Problem:
Rewrite the items below, changing every "data-label" to "value-label" and keeping everything else the same; leave out the pictures.
BEGIN Data to use
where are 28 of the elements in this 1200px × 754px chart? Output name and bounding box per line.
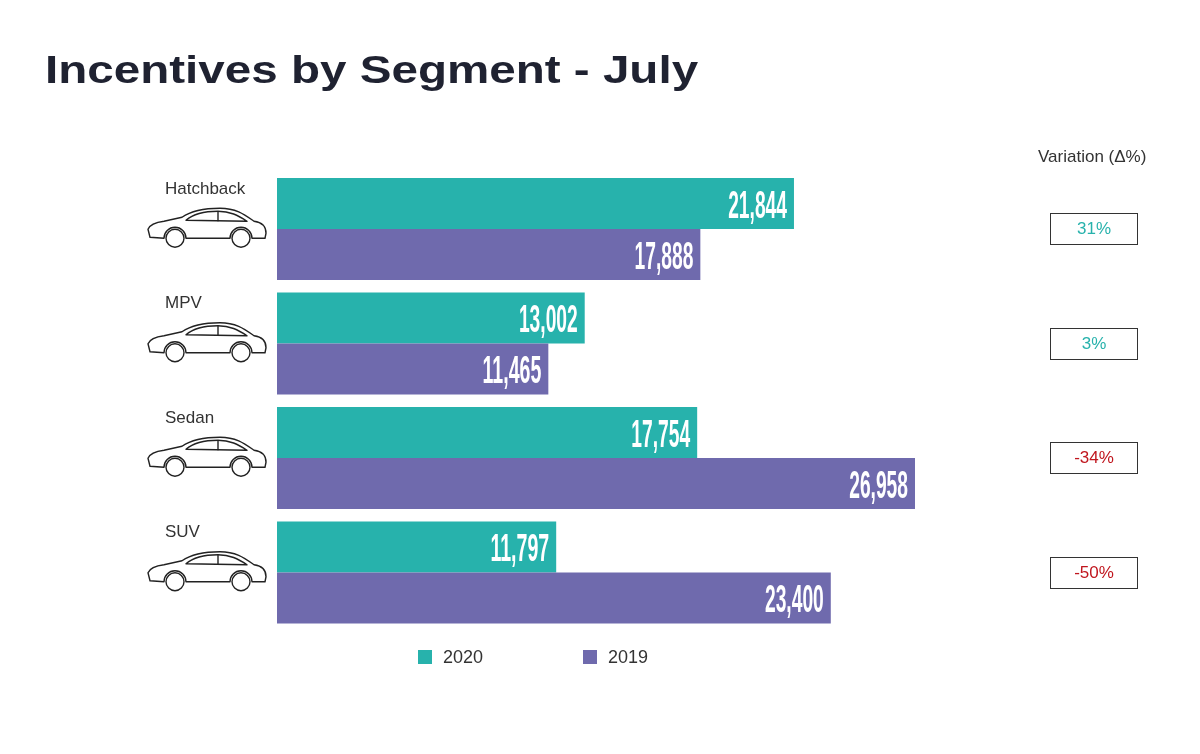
bar bbox=[277, 178, 794, 229]
bar bbox=[277, 407, 698, 458]
legend-label: 2020 bbox=[443, 647, 484, 667]
data-label: 13,002 bbox=[518, 298, 636, 340]
data-label: 17,888 bbox=[634, 234, 751, 277]
data-label: 11,797 bbox=[490, 527, 605, 569]
text: Variation (Δ%) bbox=[1038, 147, 1147, 167]
bar bbox=[277, 521, 557, 573]
y-tick-label: Hatchback bbox=[165, 178, 246, 198]
data-label: 11,465 bbox=[482, 349, 597, 391]
text: 3% bbox=[1050, 327, 1138, 360]
y-tick-label: MPV bbox=[165, 293, 203, 313]
legend-label: 2019 bbox=[608, 647, 649, 667]
y-tick-label: Sedan bbox=[165, 407, 215, 427]
data-label: 21,844 bbox=[728, 183, 845, 226]
text: -34% bbox=[1050, 442, 1138, 475]
text: -50% bbox=[1050, 556, 1138, 589]
chart-title: Incentives by Segment - July bbox=[45, 48, 699, 91]
bar bbox=[277, 292, 585, 344]
text: 31% bbox=[1050, 213, 1138, 246]
data-label: 26,958 bbox=[849, 463, 966, 506]
bar bbox=[277, 343, 549, 395]
bar bbox=[277, 458, 915, 509]
bar bbox=[277, 229, 701, 280]
data-label: 23,400 bbox=[764, 578, 882, 620]
data-label: 17,754 bbox=[631, 412, 748, 455]
y-tick-label: SUV bbox=[165, 522, 201, 542]
bar bbox=[277, 572, 831, 624]
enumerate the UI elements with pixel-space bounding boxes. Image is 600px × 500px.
END Data to use
Completed exercise:
where are 28 of the elements in this 1200px × 754px chart? Output name and bounding box per line.
bar bbox=[277, 178, 794, 229]
bar bbox=[277, 407, 698, 458]
legend-label: 2020 bbox=[443, 647, 484, 667]
value-label: 13,002 bbox=[518, 298, 636, 340]
value-label: 17,888 bbox=[634, 234, 751, 277]
value-label: 11,797 bbox=[490, 527, 605, 569]
text: Variation (Δ%) bbox=[1038, 147, 1147, 167]
bar bbox=[277, 521, 557, 573]
y-tick-label: Hatchback bbox=[165, 178, 246, 198]
value-label: 11,465 bbox=[482, 349, 597, 391]
text: 3% bbox=[1050, 327, 1138, 360]
y-tick-label: MPV bbox=[165, 293, 203, 313]
legend-label: 2019 bbox=[608, 647, 649, 667]
y-tick-label: Sedan bbox=[165, 407, 215, 427]
value-label: 21,844 bbox=[728, 183, 845, 226]
text: -34% bbox=[1050, 442, 1138, 475]
text: -50% bbox=[1050, 556, 1138, 589]
chart-title: Incentives by Segment - July bbox=[45, 48, 699, 91]
bar bbox=[277, 292, 585, 344]
text: 31% bbox=[1050, 213, 1138, 246]
value-label: 26,958 bbox=[849, 463, 966, 506]
bar bbox=[277, 343, 549, 395]
bar bbox=[277, 458, 915, 509]
bar bbox=[277, 229, 701, 280]
value-label: 23,400 bbox=[764, 578, 882, 620]
value-label: 17,754 bbox=[631, 412, 748, 455]
y-tick-label: SUV bbox=[165, 522, 201, 542]
bar bbox=[277, 572, 831, 624]
enumerate the UI elements with pixel-space bounding boxes. Image is 600px × 500px.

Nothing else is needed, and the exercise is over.